▸ **Entries supplied**:
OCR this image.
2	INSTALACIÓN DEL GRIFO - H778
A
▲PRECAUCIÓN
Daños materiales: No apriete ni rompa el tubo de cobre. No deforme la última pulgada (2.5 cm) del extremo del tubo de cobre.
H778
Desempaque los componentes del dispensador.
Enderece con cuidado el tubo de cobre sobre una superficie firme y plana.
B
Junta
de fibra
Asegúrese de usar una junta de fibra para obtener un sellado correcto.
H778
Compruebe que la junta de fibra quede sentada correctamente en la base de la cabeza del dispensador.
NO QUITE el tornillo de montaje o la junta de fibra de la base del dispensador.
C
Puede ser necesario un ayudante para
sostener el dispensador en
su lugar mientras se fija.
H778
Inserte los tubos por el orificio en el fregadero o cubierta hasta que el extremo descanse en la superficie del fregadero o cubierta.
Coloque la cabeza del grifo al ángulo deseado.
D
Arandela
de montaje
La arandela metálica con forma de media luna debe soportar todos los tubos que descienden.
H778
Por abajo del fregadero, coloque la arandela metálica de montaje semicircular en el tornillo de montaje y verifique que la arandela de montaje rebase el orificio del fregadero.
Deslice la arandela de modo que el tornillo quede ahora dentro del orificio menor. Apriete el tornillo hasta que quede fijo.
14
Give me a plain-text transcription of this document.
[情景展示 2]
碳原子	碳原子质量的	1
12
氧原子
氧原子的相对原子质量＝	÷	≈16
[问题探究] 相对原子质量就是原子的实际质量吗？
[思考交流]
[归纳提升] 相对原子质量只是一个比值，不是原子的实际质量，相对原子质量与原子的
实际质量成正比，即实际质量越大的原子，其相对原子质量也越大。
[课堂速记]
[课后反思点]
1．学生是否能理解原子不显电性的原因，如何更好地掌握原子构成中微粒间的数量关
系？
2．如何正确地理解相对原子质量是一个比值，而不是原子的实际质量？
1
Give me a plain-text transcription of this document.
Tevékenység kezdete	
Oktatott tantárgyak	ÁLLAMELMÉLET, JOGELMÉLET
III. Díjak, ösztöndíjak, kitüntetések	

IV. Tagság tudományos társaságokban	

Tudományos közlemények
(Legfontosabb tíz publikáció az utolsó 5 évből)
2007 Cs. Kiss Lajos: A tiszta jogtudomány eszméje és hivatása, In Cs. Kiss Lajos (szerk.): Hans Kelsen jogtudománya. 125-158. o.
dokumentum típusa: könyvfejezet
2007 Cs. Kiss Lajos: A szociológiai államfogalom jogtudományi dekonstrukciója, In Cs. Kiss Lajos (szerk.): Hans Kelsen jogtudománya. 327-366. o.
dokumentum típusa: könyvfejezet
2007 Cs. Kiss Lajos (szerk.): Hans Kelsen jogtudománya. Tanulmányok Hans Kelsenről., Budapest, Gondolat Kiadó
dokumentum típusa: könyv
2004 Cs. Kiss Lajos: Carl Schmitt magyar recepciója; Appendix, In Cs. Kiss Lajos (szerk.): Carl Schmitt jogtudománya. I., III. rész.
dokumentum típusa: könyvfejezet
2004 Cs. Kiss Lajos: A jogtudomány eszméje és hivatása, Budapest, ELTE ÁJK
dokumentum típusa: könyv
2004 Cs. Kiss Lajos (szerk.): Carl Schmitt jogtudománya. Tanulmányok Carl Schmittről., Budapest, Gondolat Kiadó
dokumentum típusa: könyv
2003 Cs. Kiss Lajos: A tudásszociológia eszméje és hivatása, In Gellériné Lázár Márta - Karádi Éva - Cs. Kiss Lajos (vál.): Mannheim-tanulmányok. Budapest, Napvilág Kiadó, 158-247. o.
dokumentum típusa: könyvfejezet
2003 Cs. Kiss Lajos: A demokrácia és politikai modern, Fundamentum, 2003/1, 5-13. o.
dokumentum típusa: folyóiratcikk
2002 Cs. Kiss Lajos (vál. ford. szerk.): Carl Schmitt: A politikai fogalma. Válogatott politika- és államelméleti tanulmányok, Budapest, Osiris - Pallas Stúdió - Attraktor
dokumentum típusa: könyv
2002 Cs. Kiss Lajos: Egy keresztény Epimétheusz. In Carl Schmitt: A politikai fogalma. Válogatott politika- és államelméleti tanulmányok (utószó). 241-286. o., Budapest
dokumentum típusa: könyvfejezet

▸ **Task statement**: Lines containing the word "cabeza" must all be returned from the material above.

▸ **Task answer**:
Compruebe que la junta de fibra quede sentada correctamente en la base de la cabeza del dispensador.
Coloque la cabeza del grifo al ángulo deseado.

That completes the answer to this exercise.